* Start SOURCE EXCERPT *
By The Landlord
“And the worst dreams that ever I have are when I hear the surf booming about its coasts or start upright in bed with the sharp voice of Captain Flint still ringing in my ears: “Pieces of eight! Pieces of eight!” – Robert Louis Stevenson, Treasure Island
“There comes a time in every rightly constructed boy's life when he has a raging desire to go somewhere and dig for hidden treasure.” – Mark Twain, Tom Sawyer
“The purest treasure mortal times afford, is spotless reputation; that away, men are but gilded loam or painted clay.” – William Shakespeare, Richard II
“There is more treasure in books than in all the pirates' loot on Treasure Island.” – Walt Disney
“The royal road to a man's heart is to talk to him about the things he treasures most.” – Dale Carnegie
'“Our deepest fears are like dragons, guarding our deepest treasure.” – Rainer Maria Rilke
“The human heart has hidden treasures,
In secret kept, in silence sealed;
The thoughts, the hopes, the dreams, the pleasures,
Whose charms were broken if revealed.” – Charlotte Brontë
“If teardrops were pennies and heartaches were gold,
I'd have all the treasures my pockets could hold.” – Dolly Parton
“Not all treasure is silver and gold, mate.” – Johnny Depp as Jack Sparrow in Pirates of the Caribbean
Shiver me timbers, shipmates, suddenly it's eight years since this once rickety and creaky, now proud and sturdy ark, with a friendly bar at its very heart, set sail – sometimes through stormy, icy waters, then through serene blue tropic – with its first, bold, playful, playlist topic.
* End SOURCE EXCERPT *
* Start GIVEN DATA *
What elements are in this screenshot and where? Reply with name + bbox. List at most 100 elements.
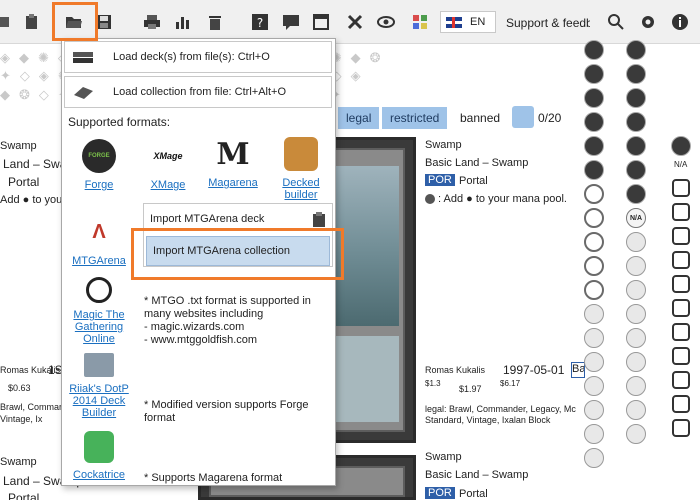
* End GIVEN DATA *
**THE TASK**
Carry the treasure-quotations post forward from its final sentence, which ends "with its first, bold, playful, playlist topic."

**REPLY**
And since then, well over 400 others have flowed out, pretty much every week, dug from the deep recesses of my dark imagination and of others too, with an accompanying now huge chest of written introductions, not least playlist pieces too, all equivalent to at least 12 fat novels, but best of all, inspiring hundreds of thousands of songs nominated, gleamingly tuneful treasures dug out, picked, polished, cherished and lovingly stored in this beautiful, gleaming, open-access hoard.
Related topics such as money, gold, coins, precious metals, and even pirates have come up in the past, but not treasure per se, which can overlap of course but in a certain context, where they are indeed, treasure.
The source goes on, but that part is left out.